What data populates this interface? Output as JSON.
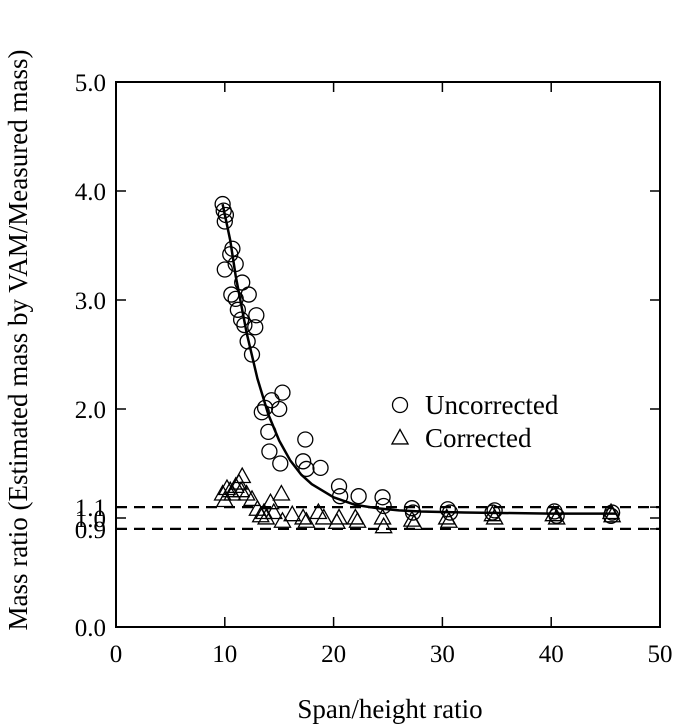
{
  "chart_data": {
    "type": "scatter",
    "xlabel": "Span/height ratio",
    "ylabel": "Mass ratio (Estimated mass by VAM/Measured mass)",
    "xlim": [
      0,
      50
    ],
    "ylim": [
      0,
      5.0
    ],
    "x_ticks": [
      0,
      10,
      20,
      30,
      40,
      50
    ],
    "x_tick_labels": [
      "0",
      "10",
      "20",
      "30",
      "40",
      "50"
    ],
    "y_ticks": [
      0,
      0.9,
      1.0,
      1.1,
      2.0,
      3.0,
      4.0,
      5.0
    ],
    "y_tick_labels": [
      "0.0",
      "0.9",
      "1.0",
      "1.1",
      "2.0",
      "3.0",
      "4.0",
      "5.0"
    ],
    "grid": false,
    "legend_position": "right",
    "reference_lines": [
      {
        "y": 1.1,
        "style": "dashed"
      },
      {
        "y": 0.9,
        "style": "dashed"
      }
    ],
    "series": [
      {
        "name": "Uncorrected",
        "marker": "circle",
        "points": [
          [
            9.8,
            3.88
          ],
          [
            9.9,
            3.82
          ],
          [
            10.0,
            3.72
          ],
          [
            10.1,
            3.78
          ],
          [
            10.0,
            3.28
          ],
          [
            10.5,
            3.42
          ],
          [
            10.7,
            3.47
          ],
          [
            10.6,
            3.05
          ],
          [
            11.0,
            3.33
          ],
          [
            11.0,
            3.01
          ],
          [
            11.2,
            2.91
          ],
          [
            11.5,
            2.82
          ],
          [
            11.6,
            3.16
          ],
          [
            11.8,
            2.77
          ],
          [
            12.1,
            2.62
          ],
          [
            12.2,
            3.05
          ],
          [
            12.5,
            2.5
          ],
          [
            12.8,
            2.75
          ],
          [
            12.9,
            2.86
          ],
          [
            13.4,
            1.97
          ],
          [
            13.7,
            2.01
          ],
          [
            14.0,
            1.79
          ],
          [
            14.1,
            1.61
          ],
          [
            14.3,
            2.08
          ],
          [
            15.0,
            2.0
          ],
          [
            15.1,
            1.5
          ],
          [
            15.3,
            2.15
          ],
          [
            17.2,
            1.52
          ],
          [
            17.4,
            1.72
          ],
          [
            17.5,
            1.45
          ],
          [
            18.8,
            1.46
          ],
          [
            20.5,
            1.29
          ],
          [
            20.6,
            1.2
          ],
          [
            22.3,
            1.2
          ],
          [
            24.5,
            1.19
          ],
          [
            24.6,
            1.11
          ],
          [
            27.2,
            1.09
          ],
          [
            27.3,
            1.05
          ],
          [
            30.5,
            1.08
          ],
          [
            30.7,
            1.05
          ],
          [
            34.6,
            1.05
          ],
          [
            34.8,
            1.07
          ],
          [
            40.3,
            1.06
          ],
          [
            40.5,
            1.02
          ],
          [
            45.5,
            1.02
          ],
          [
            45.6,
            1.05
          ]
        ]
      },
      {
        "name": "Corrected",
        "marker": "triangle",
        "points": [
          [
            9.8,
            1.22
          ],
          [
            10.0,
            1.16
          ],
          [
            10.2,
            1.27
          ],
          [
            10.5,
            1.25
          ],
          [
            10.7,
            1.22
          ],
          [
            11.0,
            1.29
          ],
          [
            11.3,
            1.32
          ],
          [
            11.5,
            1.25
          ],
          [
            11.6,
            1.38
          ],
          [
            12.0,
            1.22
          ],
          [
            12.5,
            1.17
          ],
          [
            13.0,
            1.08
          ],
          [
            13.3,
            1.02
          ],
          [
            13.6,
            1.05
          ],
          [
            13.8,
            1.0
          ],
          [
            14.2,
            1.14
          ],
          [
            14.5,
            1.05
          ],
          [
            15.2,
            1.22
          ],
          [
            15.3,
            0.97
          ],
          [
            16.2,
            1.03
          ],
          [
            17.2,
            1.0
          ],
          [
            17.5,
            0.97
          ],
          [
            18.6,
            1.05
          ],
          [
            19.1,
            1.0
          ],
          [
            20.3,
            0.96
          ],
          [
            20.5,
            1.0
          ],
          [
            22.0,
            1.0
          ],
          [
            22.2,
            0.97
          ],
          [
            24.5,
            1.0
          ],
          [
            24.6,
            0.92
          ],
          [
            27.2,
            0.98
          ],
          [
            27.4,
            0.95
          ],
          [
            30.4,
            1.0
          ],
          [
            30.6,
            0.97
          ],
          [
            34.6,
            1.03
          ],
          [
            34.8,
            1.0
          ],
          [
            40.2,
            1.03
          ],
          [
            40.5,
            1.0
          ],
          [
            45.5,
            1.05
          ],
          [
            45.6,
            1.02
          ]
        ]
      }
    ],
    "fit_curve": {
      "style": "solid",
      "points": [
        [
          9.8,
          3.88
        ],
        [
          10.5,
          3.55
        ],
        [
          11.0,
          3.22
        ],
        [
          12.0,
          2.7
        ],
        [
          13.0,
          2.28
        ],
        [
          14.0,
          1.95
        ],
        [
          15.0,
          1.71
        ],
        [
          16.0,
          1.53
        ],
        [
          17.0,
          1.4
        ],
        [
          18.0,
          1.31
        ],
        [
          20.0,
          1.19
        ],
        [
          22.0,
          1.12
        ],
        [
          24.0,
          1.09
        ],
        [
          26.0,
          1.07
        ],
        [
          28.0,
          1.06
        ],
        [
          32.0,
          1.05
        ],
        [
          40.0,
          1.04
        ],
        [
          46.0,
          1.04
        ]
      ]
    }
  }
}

□ □ □ □ □

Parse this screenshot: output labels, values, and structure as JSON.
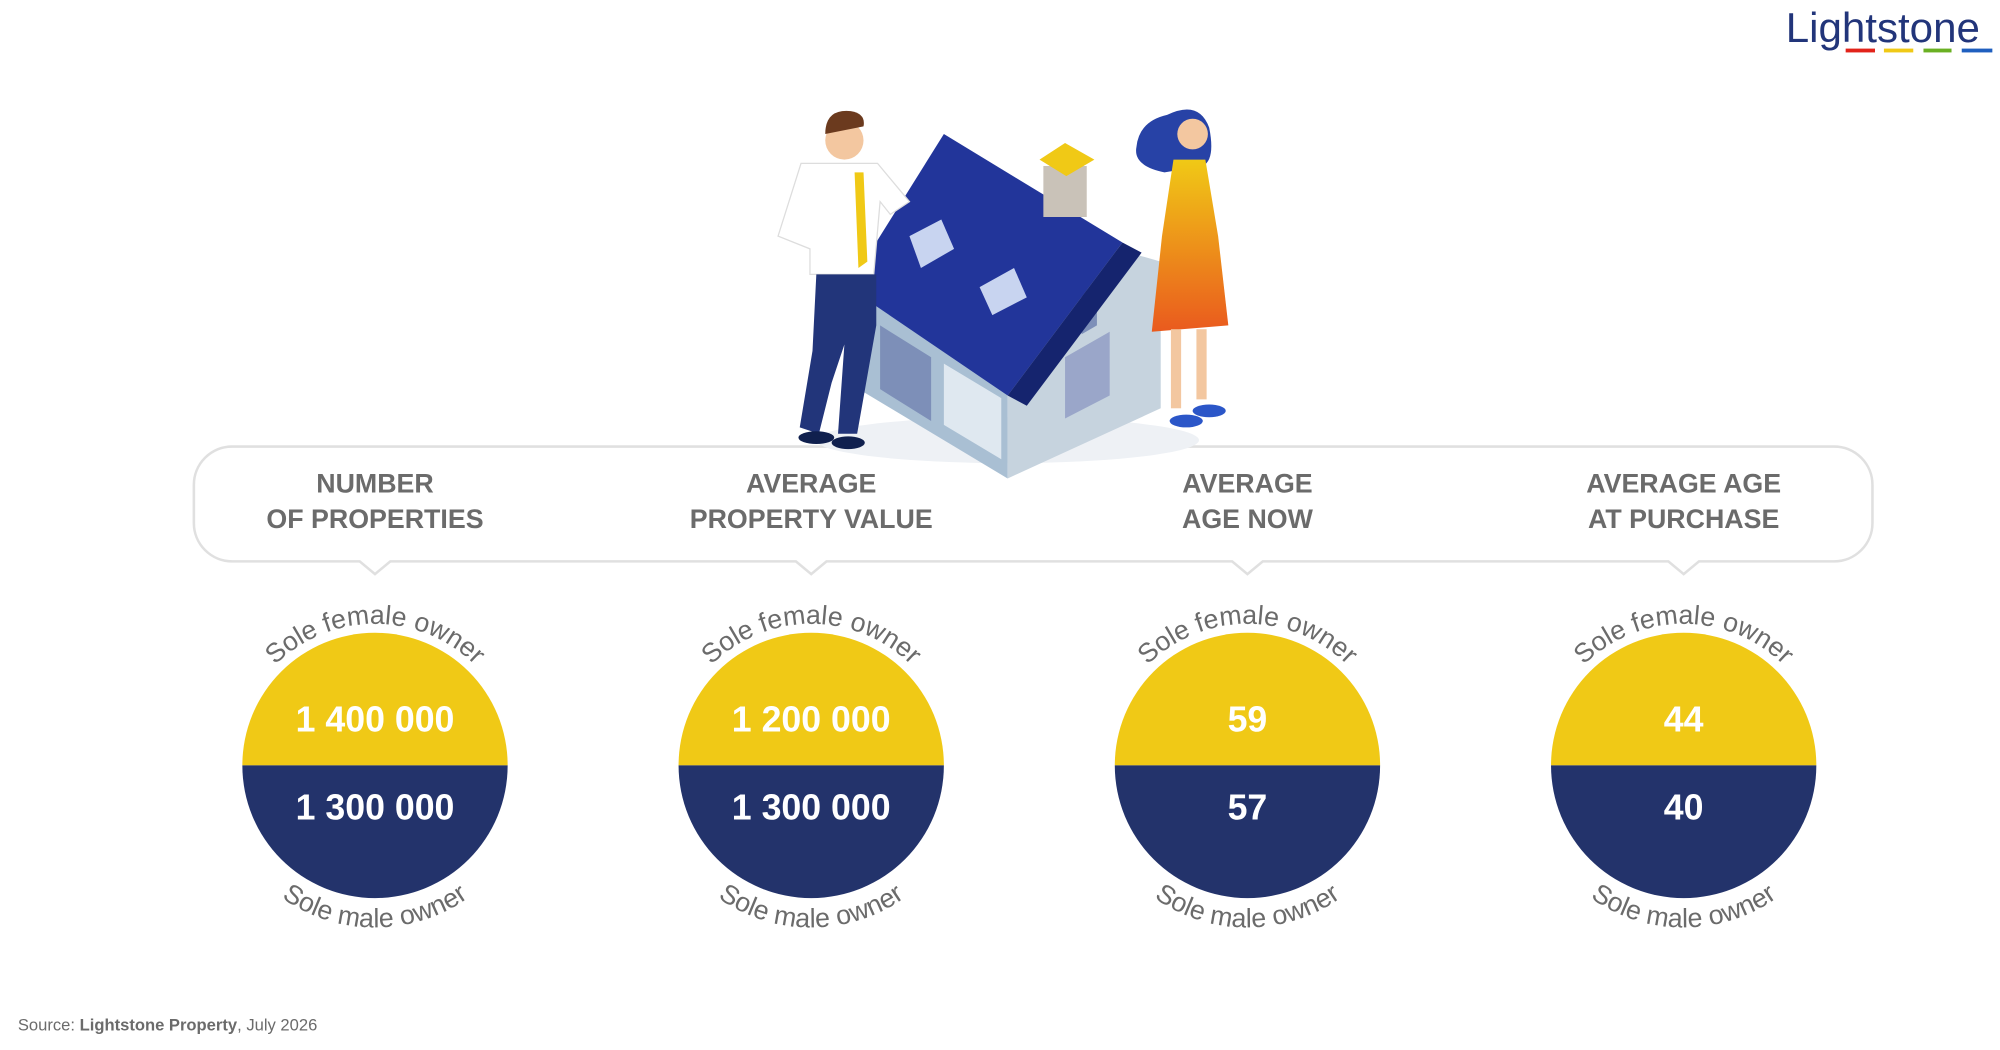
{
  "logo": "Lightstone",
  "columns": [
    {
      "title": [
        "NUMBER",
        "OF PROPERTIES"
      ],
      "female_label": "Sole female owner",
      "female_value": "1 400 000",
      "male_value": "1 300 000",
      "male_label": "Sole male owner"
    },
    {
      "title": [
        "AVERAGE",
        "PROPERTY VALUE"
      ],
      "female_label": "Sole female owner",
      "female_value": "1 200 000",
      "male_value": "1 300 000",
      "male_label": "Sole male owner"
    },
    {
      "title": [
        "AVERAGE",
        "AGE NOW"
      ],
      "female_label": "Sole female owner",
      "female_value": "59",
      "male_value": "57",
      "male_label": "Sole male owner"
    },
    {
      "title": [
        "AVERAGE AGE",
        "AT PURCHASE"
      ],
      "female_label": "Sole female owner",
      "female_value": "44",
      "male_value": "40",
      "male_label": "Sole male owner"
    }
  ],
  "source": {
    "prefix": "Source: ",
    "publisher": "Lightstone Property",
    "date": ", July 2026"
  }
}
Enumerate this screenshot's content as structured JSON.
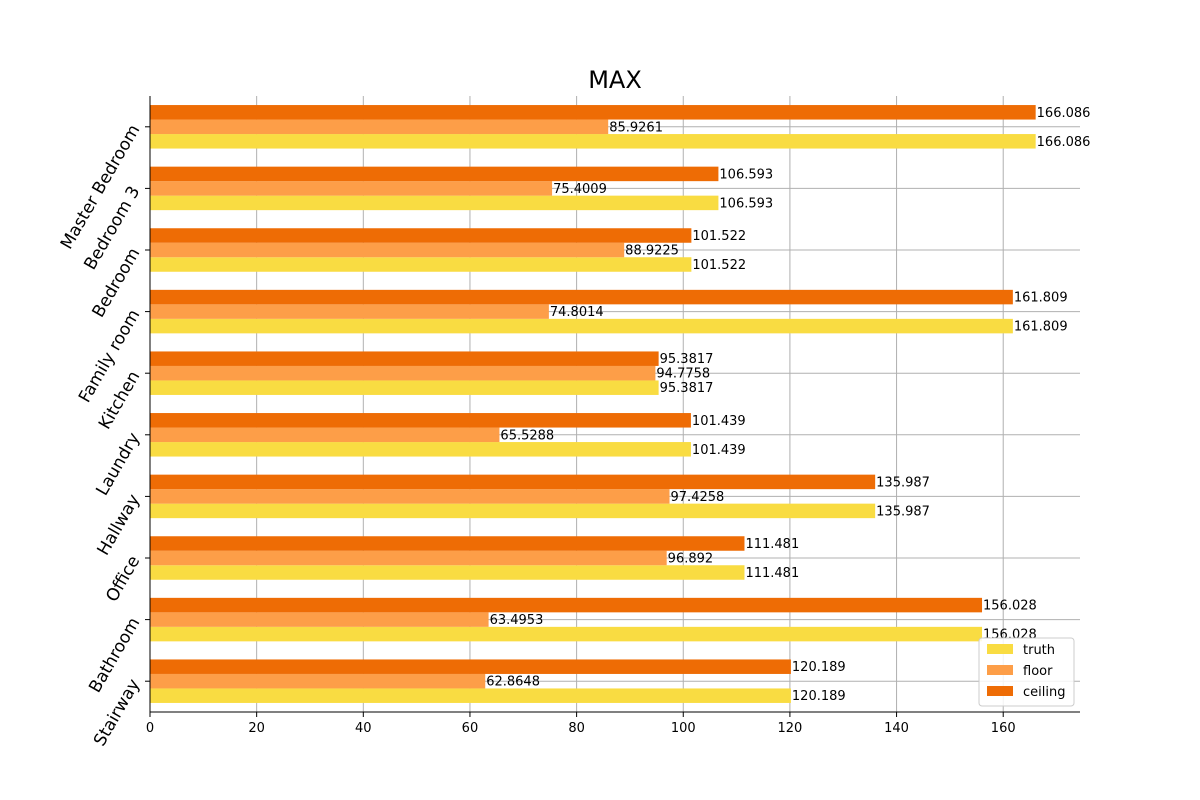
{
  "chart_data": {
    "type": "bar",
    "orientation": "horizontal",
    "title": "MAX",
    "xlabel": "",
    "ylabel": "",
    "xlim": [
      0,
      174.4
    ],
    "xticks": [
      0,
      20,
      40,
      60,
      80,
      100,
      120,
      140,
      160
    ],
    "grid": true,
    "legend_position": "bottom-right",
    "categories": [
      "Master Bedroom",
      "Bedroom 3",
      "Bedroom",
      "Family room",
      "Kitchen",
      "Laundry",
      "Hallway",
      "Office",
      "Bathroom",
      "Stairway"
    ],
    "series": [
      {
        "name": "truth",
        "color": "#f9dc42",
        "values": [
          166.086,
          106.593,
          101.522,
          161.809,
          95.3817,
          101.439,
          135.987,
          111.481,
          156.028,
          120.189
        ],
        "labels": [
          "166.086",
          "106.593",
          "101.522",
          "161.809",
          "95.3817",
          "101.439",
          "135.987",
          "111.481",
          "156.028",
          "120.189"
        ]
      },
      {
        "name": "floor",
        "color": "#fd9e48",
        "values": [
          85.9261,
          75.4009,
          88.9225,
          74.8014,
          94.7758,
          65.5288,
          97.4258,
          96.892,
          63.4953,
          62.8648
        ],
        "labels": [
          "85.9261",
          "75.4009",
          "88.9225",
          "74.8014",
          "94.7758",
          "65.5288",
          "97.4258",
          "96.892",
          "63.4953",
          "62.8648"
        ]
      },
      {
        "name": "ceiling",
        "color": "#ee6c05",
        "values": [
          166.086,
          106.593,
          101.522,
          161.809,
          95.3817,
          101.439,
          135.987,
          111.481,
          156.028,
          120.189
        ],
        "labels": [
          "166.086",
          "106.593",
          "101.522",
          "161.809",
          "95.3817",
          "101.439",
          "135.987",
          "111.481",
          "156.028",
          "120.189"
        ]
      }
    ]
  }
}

□ □ □ □ □

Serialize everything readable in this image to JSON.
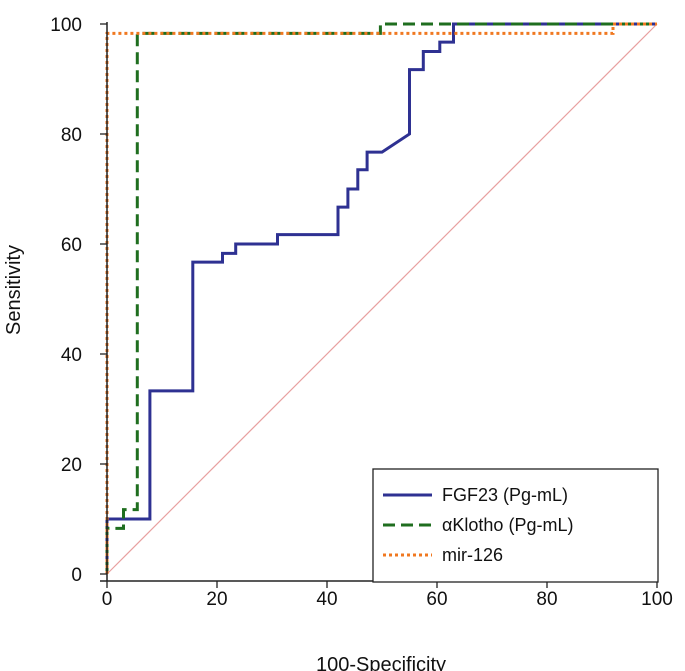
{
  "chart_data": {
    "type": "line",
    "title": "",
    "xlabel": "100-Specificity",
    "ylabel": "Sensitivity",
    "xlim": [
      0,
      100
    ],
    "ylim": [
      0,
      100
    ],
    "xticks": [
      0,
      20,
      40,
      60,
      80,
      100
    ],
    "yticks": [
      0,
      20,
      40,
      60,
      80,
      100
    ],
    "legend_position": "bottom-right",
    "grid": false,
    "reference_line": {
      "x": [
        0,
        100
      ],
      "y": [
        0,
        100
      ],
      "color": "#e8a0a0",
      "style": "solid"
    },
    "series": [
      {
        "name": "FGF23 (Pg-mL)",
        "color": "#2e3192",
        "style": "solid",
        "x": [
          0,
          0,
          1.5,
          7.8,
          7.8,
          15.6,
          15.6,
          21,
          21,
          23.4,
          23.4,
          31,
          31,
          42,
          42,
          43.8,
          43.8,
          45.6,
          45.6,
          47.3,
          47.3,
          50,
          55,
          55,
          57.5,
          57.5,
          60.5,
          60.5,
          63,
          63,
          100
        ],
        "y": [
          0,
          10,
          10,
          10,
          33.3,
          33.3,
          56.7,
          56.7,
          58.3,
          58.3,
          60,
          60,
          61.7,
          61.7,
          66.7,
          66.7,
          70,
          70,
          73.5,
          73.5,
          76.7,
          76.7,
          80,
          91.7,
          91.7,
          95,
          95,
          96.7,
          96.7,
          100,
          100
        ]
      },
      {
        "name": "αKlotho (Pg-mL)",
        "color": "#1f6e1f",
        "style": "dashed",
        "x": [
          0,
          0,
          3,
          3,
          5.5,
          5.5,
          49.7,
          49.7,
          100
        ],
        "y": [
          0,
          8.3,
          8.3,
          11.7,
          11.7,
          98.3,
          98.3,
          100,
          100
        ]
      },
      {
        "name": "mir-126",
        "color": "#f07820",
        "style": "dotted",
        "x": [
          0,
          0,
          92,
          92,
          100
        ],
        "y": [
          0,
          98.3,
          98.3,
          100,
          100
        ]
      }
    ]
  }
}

□ □ □ □ □

Pick out each line that holds the string "screenshot".

Parse this screenshot: output labels, values, and structure as JSON.
Enumerate this screenshot's content as structured JSON.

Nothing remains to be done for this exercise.